▶
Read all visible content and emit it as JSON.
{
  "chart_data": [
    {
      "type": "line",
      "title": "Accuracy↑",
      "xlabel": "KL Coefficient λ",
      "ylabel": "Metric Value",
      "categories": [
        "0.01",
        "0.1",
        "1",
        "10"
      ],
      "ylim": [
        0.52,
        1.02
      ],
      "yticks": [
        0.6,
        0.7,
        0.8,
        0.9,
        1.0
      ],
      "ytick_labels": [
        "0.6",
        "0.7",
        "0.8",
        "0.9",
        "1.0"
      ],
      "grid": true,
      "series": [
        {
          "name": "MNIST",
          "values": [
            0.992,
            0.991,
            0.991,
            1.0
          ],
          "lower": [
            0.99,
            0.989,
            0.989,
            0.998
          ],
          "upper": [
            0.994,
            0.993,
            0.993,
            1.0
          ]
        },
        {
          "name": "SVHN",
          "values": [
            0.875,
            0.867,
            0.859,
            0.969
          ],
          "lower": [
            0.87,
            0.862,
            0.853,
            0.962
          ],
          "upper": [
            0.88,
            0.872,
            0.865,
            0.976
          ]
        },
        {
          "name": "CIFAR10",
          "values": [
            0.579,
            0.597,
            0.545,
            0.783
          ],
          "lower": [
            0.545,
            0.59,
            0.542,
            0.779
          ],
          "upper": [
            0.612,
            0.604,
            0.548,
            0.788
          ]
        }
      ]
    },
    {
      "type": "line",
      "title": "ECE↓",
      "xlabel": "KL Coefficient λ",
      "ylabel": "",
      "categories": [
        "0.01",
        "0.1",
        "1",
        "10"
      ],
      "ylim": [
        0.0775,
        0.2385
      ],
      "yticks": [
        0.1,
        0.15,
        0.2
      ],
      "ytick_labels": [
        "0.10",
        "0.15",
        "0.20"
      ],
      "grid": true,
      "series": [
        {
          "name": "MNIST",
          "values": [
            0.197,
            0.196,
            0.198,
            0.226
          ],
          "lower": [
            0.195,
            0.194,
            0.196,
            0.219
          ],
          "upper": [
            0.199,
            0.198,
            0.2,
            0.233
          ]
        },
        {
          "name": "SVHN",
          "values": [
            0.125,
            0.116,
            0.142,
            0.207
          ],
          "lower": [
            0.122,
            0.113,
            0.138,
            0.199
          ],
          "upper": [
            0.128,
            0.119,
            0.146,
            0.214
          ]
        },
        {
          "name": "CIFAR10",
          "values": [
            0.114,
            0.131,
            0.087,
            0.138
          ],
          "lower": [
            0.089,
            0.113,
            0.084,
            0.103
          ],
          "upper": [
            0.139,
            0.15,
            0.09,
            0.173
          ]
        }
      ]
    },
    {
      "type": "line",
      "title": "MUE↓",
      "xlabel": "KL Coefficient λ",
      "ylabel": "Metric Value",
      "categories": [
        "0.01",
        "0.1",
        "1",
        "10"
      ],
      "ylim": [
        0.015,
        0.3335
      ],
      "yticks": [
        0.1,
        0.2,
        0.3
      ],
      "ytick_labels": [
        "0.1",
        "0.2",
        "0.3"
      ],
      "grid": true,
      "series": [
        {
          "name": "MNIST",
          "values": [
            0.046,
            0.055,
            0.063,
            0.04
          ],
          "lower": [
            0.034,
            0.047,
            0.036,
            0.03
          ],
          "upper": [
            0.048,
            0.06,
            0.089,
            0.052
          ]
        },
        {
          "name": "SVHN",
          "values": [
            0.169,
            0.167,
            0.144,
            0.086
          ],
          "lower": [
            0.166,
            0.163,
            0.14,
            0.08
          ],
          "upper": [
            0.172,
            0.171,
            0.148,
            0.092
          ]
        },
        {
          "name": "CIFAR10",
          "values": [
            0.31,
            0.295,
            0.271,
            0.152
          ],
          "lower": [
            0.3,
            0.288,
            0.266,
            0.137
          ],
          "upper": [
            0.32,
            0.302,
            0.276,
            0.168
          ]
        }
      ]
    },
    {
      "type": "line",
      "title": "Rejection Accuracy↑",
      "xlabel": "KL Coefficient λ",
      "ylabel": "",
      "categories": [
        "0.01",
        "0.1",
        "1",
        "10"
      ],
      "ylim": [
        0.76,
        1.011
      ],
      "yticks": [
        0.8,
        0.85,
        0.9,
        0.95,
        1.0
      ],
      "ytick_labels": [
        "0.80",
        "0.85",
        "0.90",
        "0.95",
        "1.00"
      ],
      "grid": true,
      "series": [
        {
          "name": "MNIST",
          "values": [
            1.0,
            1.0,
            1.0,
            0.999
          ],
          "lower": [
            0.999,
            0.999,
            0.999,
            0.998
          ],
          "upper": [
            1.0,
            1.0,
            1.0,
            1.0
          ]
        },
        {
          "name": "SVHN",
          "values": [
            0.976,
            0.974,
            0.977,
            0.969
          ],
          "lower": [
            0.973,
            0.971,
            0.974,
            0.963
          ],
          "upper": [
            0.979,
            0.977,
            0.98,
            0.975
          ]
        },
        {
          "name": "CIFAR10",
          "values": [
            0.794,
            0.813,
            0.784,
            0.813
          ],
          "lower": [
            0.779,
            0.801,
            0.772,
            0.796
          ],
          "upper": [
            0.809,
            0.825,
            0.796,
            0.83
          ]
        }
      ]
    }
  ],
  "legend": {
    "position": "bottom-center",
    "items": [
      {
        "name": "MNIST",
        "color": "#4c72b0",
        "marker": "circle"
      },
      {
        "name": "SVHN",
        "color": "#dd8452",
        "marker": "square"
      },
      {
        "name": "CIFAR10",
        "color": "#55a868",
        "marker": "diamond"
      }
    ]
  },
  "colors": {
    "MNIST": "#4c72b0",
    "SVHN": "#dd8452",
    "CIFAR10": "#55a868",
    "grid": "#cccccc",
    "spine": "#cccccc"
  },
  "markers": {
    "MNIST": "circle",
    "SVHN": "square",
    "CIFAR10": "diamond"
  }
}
◀
Description of the task. All of the records must be retyped exactly as they are.

The completed task.
Read all visible content and emit it as JSON.
{
  "chart_data": [
    {
      "type": "line",
      "title": "Accuracy↑",
      "xlabel": "KL Coefficient λ",
      "ylabel": "Metric Value",
      "categories": [
        "0.01",
        "0.1",
        "1",
        "10"
      ],
      "ylim": [
        0.52,
        1.02
      ],
      "yticks": [
        0.6,
        0.7,
        0.8,
        0.9,
        1.0
      ],
      "ytick_labels": [
        "0.6",
        "0.7",
        "0.8",
        "0.9",
        "1.0"
      ],
      "grid": true,
      "series": [
        {
          "name": "MNIST",
          "values": [
            0.992,
            0.991,
            0.991,
            1.0
          ],
          "lower": [
            0.99,
            0.989,
            0.989,
            0.998
          ],
          "upper": [
            0.994,
            0.993,
            0.993,
            1.0
          ]
        },
        {
          "name": "SVHN",
          "values": [
            0.875,
            0.867,
            0.859,
            0.969
          ],
          "lower": [
            0.87,
            0.862,
            0.853,
            0.962
          ],
          "upper": [
            0.88,
            0.872,
            0.865,
            0.976
          ]
        },
        {
          "name": "CIFAR10",
          "values": [
            0.579,
            0.597,
            0.545,
            0.783
          ],
          "lower": [
            0.545,
            0.59,
            0.542,
            0.779
          ],
          "upper": [
            0.612,
            0.604,
            0.548,
            0.788
          ]
        }
      ]
    },
    {
      "type": "line",
      "title": "ECE↓",
      "xlabel": "KL Coefficient λ",
      "ylabel": "",
      "categories": [
        "0.01",
        "0.1",
        "1",
        "10"
      ],
      "ylim": [
        0.0775,
        0.2385
      ],
      "yticks": [
        0.1,
        0.15,
        0.2
      ],
      "ytick_labels": [
        "0.10",
        "0.15",
        "0.20"
      ],
      "grid": true,
      "series": [
        {
          "name": "MNIST",
          "values": [
            0.197,
            0.196,
            0.198,
            0.226
          ],
          "lower": [
            0.195,
            0.194,
            0.196,
            0.219
          ],
          "upper": [
            0.199,
            0.198,
            0.2,
            0.233
          ]
        },
        {
          "name": "SVHN",
          "values": [
            0.125,
            0.116,
            0.142,
            0.207
          ],
          "lower": [
            0.122,
            0.113,
            0.138,
            0.199
          ],
          "upper": [
            0.128,
            0.119,
            0.146,
            0.214
          ]
        },
        {
          "name": "CIFAR10",
          "values": [
            0.114,
            0.131,
            0.087,
            0.138
          ],
          "lower": [
            0.089,
            0.113,
            0.084,
            0.103
          ],
          "upper": [
            0.139,
            0.15,
            0.09,
            0.173
          ]
        }
      ]
    },
    {
      "type": "line",
      "title": "MUE↓",
      "xlabel": "KL Coefficient λ",
      "ylabel": "Metric Value",
      "categories": [
        "0.01",
        "0.1",
        "1",
        "10"
      ],
      "ylim": [
        0.015,
        0.3335
      ],
      "yticks": [
        0.1,
        0.2,
        0.3
      ],
      "ytick_labels": [
        "0.1",
        "0.2",
        "0.3"
      ],
      "grid": true,
      "series": [
        {
          "name": "MNIST",
          "values": [
            0.046,
            0.055,
            0.063,
            0.04
          ],
          "lower": [
            0.034,
            0.047,
            0.036,
            0.03
          ],
          "upper": [
            0.048,
            0.06,
            0.089,
            0.052
          ]
        },
        {
          "name": "SVHN",
          "values": [
            0.169,
            0.167,
            0.144,
            0.086
          ],
          "lower": [
            0.166,
            0.163,
            0.14,
            0.08
          ],
          "upper": [
            0.172,
            0.171,
            0.148,
            0.092
          ]
        },
        {
          "name": "CIFAR10",
          "values": [
            0.31,
            0.295,
            0.271,
            0.152
          ],
          "lower": [
            0.3,
            0.288,
            0.266,
            0.137
          ],
          "upper": [
            0.32,
            0.302,
            0.276,
            0.168
          ]
        }
      ]
    },
    {
      "type": "line",
      "title": "Rejection Accuracy↑",
      "xlabel": "KL Coefficient λ",
      "ylabel": "",
      "categories": [
        "0.01",
        "0.1",
        "1",
        "10"
      ],
      "ylim": [
        0.76,
        1.011
      ],
      "yticks": [
        0.8,
        0.85,
        0.9,
        0.95,
        1.0
      ],
      "ytick_labels": [
        "0.80",
        "0.85",
        "0.90",
        "0.95",
        "1.00"
      ],
      "grid": true,
      "series": [
        {
          "name": "MNIST",
          "values": [
            1.0,
            1.0,
            1.0,
            0.999
          ],
          "lower": [
            0.999,
            0.999,
            0.999,
            0.998
          ],
          "upper": [
            1.0,
            1.0,
            1.0,
            1.0
          ]
        },
        {
          "name": "SVHN",
          "values": [
            0.976,
            0.974,
            0.977,
            0.969
          ],
          "lower": [
            0.973,
            0.971,
            0.974,
            0.963
          ],
          "upper": [
            0.979,
            0.977,
            0.98,
            0.975
          ]
        },
        {
          "name": "CIFAR10",
          "values": [
            0.794,
            0.813,
            0.784,
            0.813
          ],
          "lower": [
            0.779,
            0.801,
            0.772,
            0.796
          ],
          "upper": [
            0.809,
            0.825,
            0.796,
            0.83
          ]
        }
      ]
    }
  ],
  "legend": {
    "position": "bottom-center",
    "items": [
      {
        "name": "MNIST",
        "color": "#4c72b0",
        "marker": "circle"
      },
      {
        "name": "SVHN",
        "color": "#dd8452",
        "marker": "square"
      },
      {
        "name": "CIFAR10",
        "color": "#55a868",
        "marker": "diamond"
      }
    ]
  },
  "colors": {
    "MNIST": "#4c72b0",
    "SVHN": "#dd8452",
    "CIFAR10": "#55a868",
    "grid": "#cccccc",
    "spine": "#cccccc"
  },
  "markers": {
    "MNIST": "circle",
    "SVHN": "square",
    "CIFAR10": "diamond"
  }
}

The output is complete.